GOAL:
Take each line containing "only" and report it exactly as written.

Saved entries:
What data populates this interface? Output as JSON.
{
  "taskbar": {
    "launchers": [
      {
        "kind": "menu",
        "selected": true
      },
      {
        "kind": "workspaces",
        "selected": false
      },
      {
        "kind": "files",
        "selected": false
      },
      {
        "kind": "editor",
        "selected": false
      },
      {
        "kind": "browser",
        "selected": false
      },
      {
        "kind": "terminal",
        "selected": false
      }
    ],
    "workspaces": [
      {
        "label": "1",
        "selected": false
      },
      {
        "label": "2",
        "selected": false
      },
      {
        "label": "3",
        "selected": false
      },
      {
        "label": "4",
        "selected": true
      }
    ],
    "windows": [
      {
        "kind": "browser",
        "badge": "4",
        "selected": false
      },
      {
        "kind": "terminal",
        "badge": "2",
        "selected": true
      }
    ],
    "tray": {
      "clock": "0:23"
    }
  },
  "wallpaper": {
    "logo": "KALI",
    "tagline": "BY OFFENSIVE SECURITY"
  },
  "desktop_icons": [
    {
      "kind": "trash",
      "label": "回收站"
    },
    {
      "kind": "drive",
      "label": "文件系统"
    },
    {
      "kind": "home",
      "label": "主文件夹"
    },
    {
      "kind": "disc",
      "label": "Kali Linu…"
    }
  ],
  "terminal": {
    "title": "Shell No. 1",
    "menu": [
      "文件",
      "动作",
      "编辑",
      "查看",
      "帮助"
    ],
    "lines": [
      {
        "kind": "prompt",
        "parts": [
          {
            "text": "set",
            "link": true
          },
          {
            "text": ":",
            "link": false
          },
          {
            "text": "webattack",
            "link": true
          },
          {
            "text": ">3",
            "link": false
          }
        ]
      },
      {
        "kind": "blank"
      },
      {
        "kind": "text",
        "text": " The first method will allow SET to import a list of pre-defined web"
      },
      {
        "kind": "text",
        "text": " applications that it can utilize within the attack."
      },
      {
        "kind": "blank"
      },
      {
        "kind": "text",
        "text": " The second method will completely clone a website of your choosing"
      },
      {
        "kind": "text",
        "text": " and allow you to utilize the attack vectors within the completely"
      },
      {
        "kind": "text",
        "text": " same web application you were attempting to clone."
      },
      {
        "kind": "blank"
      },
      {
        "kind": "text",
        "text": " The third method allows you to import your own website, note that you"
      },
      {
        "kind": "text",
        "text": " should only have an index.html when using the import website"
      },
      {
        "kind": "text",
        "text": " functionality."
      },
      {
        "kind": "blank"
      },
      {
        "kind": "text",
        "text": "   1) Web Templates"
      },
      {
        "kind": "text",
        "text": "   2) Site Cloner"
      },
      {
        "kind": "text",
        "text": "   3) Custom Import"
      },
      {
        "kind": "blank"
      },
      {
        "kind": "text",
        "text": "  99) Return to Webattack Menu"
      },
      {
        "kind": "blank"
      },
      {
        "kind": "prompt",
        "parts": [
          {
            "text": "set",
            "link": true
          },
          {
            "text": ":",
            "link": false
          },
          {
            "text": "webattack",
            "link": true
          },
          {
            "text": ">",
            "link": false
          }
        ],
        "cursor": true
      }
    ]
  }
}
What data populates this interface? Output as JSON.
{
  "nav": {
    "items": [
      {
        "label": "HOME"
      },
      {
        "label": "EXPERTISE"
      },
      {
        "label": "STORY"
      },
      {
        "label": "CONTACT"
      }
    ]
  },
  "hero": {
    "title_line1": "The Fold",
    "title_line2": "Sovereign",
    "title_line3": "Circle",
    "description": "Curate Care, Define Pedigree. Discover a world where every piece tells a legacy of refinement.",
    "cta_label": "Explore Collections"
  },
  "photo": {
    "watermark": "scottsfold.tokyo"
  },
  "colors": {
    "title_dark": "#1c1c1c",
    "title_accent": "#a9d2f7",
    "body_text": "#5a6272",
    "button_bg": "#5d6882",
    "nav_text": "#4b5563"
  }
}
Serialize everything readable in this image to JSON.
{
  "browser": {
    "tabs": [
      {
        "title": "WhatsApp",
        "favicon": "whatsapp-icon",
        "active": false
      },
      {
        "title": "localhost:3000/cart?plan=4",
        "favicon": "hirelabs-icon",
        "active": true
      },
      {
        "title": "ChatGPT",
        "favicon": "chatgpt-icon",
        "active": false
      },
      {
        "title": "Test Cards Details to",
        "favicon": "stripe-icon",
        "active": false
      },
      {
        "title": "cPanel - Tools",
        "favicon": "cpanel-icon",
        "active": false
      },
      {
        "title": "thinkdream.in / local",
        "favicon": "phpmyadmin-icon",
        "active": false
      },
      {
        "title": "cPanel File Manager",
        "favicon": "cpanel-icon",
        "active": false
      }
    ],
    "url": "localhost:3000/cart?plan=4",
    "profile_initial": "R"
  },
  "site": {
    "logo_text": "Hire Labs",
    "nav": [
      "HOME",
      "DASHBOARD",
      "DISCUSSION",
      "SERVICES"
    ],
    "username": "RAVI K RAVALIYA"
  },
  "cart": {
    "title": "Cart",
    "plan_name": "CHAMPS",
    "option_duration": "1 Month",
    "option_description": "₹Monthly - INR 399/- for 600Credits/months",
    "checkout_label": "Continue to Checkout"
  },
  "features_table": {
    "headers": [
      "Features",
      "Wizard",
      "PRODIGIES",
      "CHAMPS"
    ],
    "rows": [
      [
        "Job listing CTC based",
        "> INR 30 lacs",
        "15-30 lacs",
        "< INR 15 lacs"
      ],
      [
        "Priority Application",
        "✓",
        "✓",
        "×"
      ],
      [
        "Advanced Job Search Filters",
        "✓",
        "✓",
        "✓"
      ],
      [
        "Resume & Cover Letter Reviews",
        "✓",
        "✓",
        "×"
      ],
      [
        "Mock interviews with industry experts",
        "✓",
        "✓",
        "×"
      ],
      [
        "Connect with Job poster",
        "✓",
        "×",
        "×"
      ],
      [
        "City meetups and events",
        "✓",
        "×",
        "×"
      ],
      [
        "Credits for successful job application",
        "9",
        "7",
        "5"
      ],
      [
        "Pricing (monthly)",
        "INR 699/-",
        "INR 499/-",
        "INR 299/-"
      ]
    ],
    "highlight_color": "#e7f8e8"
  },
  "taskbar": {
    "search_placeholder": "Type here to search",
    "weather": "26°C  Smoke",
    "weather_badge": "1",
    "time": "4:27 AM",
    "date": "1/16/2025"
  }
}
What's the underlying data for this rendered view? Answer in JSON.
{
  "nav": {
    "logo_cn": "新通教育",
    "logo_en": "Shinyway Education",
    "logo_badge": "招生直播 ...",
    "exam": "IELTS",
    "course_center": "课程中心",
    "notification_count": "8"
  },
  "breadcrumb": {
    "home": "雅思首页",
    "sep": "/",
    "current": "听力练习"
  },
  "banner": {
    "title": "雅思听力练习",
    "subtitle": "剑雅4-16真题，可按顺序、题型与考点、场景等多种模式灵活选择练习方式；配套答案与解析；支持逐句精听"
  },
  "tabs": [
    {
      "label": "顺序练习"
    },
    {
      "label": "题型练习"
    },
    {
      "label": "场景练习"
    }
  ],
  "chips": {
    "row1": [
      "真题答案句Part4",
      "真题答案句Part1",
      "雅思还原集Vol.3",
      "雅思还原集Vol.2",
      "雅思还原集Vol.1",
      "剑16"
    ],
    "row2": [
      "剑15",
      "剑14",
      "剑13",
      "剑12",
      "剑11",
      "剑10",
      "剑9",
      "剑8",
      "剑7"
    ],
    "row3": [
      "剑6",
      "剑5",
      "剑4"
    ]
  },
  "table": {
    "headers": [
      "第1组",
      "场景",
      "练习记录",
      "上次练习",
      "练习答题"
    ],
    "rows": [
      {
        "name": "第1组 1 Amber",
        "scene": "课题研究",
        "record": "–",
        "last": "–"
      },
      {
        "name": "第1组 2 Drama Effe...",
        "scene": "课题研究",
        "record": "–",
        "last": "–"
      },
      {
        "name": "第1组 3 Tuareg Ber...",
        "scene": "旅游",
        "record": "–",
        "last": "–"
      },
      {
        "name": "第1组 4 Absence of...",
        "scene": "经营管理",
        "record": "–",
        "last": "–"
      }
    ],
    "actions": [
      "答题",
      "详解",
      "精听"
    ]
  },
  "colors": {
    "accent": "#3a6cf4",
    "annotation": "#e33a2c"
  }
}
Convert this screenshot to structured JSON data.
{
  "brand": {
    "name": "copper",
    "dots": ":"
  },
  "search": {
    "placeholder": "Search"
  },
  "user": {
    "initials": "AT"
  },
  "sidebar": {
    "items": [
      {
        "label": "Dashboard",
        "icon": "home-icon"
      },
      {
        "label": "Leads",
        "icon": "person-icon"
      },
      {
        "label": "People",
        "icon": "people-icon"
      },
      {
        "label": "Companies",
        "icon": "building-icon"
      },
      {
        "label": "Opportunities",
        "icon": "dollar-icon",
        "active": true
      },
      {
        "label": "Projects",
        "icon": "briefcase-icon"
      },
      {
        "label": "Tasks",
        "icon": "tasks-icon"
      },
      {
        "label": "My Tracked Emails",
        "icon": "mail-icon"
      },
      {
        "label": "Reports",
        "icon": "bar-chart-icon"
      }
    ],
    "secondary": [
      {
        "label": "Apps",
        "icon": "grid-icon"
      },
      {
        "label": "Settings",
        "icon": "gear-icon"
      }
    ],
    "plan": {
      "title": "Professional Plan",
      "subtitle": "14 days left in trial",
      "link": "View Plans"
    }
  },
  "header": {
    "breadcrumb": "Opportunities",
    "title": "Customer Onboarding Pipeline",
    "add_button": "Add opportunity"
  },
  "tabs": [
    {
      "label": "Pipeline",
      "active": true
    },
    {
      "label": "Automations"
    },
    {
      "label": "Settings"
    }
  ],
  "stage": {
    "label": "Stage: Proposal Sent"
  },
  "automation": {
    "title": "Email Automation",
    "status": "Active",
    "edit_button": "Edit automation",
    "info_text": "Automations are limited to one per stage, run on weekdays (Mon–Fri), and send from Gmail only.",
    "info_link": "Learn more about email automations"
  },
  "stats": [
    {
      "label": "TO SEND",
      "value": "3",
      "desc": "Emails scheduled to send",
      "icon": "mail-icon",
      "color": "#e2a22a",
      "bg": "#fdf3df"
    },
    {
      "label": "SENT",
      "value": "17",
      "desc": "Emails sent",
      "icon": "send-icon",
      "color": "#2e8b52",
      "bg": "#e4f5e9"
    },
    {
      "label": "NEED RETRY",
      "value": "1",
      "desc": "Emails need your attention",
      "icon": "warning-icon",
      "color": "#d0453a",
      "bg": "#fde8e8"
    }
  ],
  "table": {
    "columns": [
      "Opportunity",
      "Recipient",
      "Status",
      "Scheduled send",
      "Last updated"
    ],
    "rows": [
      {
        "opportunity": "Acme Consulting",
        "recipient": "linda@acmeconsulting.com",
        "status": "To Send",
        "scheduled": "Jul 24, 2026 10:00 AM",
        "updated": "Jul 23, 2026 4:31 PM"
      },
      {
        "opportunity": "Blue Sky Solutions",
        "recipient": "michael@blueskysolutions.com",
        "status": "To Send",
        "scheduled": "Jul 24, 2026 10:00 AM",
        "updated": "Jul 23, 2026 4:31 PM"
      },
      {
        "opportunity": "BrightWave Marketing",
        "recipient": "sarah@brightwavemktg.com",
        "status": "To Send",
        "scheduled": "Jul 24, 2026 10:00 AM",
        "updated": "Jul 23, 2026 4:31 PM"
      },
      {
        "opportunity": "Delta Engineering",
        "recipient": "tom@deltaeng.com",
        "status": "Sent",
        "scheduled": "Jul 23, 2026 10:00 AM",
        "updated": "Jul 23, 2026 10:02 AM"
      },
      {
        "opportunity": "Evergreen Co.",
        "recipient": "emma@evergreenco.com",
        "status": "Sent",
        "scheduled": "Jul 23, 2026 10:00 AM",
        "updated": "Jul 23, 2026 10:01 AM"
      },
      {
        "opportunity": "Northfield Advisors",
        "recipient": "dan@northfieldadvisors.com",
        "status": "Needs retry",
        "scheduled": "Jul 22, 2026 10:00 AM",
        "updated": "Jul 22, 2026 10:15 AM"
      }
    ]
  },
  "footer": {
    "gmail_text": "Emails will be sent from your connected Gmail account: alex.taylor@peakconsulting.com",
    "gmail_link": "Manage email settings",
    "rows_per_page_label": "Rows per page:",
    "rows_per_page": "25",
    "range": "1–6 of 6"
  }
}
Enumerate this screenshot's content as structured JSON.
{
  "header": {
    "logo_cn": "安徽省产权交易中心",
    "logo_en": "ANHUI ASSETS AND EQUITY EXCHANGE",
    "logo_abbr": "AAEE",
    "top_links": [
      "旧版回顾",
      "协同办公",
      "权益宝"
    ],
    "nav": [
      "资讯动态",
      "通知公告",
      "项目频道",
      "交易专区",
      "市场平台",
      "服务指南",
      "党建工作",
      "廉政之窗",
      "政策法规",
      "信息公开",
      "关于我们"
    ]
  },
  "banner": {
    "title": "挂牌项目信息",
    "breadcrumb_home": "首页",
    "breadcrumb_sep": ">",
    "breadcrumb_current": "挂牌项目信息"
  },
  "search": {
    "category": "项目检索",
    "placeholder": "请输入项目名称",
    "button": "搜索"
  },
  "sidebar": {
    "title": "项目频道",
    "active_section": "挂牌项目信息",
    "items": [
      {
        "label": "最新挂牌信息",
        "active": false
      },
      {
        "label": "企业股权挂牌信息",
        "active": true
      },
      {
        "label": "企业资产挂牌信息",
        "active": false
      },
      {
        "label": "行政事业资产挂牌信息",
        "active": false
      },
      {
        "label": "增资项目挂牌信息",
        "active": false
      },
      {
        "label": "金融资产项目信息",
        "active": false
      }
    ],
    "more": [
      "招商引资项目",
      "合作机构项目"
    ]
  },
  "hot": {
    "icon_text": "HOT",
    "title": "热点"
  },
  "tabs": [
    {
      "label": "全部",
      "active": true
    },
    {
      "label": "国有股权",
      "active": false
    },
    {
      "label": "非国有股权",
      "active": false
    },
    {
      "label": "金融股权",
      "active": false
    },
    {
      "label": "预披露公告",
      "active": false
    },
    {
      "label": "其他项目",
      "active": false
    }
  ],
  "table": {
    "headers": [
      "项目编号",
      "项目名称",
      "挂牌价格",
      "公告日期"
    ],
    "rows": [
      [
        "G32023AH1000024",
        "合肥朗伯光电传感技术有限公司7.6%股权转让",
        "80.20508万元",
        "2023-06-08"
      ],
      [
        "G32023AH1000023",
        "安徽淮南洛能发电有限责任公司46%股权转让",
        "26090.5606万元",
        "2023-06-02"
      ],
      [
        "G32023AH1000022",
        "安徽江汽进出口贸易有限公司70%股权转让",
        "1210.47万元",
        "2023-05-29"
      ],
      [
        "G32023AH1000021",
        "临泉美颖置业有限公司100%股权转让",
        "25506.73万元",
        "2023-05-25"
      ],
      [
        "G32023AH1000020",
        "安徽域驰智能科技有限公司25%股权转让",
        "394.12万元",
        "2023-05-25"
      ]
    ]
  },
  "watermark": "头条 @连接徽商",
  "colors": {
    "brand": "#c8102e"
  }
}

REPLY TO THE TASK:
        "text": " should only have an index.html when using the import website"
    "info_text": "Automations are limited to one per stage, run on weekdays (Mon–Fri), and send from Gmail only.",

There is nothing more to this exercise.